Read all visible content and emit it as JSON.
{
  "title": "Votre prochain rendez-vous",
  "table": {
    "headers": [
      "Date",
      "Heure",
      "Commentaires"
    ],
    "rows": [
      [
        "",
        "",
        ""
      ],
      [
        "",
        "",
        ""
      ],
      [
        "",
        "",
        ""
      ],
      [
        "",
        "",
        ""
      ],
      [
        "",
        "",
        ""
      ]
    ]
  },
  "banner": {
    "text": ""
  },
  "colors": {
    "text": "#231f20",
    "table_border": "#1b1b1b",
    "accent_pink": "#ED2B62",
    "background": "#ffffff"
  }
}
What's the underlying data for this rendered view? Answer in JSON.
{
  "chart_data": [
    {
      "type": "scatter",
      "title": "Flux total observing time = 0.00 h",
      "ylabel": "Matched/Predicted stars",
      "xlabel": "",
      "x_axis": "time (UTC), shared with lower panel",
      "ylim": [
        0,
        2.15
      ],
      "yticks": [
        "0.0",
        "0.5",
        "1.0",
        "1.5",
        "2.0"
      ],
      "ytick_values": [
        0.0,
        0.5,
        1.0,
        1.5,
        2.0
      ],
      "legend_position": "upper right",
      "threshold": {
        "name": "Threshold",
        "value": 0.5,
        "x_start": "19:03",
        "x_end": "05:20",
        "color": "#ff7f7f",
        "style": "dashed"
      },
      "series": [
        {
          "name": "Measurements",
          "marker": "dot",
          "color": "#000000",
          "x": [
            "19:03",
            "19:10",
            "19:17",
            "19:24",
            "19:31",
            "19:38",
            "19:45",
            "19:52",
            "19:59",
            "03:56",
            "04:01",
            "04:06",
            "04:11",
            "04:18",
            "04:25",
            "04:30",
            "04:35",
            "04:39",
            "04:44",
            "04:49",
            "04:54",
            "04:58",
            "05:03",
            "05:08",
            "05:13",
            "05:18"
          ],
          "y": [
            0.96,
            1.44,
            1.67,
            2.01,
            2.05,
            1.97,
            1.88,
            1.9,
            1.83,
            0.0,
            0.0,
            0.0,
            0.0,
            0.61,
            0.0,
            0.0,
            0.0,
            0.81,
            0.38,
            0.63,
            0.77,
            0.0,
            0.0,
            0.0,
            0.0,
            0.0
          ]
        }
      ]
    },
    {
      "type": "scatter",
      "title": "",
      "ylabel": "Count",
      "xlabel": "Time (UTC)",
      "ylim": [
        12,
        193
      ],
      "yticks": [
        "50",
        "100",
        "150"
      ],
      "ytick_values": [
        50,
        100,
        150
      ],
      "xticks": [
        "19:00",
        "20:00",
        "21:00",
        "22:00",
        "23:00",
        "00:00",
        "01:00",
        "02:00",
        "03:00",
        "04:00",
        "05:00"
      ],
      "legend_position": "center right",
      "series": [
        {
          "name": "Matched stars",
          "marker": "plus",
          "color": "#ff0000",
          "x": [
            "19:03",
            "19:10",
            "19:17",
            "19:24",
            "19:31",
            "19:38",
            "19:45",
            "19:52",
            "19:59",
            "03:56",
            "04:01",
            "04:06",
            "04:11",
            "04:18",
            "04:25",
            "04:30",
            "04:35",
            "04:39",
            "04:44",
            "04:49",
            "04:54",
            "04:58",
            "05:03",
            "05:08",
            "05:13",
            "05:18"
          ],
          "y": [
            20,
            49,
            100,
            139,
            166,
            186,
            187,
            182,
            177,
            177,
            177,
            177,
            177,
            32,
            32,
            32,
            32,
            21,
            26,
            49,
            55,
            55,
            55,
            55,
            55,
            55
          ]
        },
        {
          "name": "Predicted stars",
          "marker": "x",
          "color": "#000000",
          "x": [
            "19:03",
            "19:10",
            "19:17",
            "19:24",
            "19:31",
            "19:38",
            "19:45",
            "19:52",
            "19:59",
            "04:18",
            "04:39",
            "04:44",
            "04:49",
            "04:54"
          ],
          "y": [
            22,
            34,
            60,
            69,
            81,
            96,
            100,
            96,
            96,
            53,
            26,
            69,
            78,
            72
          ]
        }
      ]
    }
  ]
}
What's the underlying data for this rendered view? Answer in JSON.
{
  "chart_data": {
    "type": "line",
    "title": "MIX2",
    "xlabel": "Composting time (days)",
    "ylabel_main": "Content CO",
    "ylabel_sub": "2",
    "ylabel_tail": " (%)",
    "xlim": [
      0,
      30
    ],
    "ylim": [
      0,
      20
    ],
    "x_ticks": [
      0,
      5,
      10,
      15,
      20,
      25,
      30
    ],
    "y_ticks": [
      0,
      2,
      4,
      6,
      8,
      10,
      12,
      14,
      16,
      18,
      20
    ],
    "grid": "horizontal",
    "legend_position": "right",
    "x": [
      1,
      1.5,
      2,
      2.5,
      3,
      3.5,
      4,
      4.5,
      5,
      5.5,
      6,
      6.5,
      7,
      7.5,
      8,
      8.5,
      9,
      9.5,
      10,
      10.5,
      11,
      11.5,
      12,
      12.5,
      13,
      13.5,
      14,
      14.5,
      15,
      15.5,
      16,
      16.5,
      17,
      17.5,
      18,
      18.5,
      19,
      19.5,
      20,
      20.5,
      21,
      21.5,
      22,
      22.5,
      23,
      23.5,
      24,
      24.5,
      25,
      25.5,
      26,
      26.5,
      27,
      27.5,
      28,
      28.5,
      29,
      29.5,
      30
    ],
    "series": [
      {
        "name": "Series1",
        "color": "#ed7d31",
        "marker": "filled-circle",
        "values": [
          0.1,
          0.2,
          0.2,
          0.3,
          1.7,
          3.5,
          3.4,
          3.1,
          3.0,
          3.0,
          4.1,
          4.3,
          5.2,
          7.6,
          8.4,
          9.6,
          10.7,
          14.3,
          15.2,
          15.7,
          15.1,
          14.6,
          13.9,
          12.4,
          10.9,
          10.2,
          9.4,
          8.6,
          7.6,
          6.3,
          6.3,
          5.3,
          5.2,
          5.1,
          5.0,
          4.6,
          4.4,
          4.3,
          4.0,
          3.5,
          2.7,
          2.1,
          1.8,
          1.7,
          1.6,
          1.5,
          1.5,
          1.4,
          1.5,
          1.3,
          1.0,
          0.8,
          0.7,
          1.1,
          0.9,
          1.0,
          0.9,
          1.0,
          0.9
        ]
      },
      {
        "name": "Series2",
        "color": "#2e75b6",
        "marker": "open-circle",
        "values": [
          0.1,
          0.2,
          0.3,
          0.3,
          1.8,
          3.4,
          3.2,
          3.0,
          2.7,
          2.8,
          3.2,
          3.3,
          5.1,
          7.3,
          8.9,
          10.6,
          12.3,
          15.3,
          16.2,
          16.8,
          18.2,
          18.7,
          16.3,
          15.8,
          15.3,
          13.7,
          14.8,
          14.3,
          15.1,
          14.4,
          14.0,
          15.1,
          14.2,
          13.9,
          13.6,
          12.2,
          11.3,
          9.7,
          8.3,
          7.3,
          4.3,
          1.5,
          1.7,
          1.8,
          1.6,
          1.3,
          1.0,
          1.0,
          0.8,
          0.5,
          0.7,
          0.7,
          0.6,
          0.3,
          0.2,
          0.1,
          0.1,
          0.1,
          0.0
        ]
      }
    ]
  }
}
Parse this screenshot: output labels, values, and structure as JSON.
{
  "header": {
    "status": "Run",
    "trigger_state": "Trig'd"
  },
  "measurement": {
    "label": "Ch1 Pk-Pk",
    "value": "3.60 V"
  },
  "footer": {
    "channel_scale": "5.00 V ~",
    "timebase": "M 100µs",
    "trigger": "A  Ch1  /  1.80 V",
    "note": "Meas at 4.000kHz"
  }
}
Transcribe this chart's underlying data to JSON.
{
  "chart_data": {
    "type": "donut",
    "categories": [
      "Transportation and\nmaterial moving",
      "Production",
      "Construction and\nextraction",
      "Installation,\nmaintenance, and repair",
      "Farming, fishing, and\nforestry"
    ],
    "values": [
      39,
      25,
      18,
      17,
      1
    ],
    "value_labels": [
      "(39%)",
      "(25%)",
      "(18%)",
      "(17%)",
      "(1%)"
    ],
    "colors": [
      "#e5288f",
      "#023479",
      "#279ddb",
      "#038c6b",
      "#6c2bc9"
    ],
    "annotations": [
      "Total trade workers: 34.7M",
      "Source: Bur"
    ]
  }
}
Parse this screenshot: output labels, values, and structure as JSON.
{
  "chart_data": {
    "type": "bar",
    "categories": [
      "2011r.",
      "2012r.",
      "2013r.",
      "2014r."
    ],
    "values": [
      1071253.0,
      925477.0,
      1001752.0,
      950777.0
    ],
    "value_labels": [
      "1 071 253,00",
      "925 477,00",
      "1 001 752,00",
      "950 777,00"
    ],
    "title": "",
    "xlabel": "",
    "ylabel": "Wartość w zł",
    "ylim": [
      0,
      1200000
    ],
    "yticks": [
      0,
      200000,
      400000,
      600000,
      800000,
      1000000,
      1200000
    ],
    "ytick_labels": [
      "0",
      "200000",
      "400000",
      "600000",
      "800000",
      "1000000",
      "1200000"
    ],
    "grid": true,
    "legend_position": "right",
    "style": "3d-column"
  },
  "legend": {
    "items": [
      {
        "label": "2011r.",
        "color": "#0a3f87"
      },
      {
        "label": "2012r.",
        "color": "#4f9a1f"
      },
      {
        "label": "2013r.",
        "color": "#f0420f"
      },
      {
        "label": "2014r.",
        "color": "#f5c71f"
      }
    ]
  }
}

= = =

## What the task asks
Search the data above for lines holding "xlabel" and copy each of them.

## Correct output
      "xlabel": "",
      "xlabel": "Time (UTC)",
    "xlabel": "Composting time (days)",
    "xlabel": "",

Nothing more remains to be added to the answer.